● **Exercise aim**
Print the entire listing. Each line must match the original exactly.

● **Extracted records**
....

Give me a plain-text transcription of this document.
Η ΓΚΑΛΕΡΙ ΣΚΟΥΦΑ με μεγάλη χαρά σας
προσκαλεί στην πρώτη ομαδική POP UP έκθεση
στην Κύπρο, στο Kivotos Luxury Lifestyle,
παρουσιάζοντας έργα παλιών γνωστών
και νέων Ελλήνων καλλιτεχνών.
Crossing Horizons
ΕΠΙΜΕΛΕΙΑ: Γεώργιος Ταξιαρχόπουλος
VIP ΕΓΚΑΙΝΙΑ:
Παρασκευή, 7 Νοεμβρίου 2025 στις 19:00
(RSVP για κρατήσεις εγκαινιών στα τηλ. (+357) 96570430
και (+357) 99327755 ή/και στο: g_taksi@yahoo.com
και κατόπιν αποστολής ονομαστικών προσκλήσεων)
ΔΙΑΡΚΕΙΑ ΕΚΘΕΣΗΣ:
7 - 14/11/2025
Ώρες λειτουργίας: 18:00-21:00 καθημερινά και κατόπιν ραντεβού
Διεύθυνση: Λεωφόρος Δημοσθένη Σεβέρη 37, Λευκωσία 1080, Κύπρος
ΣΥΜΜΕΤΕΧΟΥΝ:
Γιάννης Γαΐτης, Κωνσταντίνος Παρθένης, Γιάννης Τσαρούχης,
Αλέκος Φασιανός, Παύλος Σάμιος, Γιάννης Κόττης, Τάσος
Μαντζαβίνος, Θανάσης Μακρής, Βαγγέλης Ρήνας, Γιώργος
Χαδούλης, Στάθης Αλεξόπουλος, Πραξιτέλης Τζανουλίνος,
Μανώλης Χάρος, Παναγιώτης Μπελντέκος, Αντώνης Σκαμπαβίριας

....

● **Answer for this exercise**
Give me a plain-text transcription of this document.
Η ΓΚΑΛΕΡΙ ΣΚΟΥΦΑ με μεγάλη χαρά σας
προσκαλεί στην πρώτη ομαδική POP UP έκθεση
στην Κύπρο, στο Kivotos Luxury Lifestyle,
παρουσιάζοντας έργα παλιών γνωστών
και νέων Ελλήνων καλλιτεχνών.
Crossing Horizons
ΕΠΙΜΕΛΕΙΑ: Γεώργιος Ταξιαρχόπουλος
VIP ΕΓΚΑΙΝΙΑ:
Παρασκευή, 7 Νοεμβρίου 2025 στις 19:00
(RSVP για κρατήσεις εγκαινιών στα τηλ. (+357) 96570430
και (+357) 99327755 ή/και στο: g_taksi@yahoo.com
και κατόπιν αποστολής ονομαστικών προσκλήσεων)
ΔΙΑΡΚΕΙΑ ΕΚΘΕΣΗΣ:
7 - 14/11/2025
Ώρες λειτουργίας: 18:00-21:00 καθημερινά και κατόπιν ραντεβού
Διεύθυνση: Λεωφόρος Δημοσθένη Σεβέρη 37, Λευκωσία 1080, Κύπρος
ΣΥΜΜΕΤΕΧΟΥΝ:
Γιάννης Γαΐτης, Κωνσταντίνος Παρθένης, Γιάννης Τσαρούχης,
Αλέκος Φασιανός, Παύλος Σάμιος, Γιάννης Κόττης, Τάσος
Μαντζαβίνος, Θανάσης Μακρής, Βαγγέλης Ρήνας, Γιώργος
Χαδούλης, Στάθης Αλεξόπουλος, Πραξιτέλης Τζανουλίνος,
Μανώλης Χάρος, Παναγιώτης Μπελντέκος, Αντώνης Σκαμπαβίριας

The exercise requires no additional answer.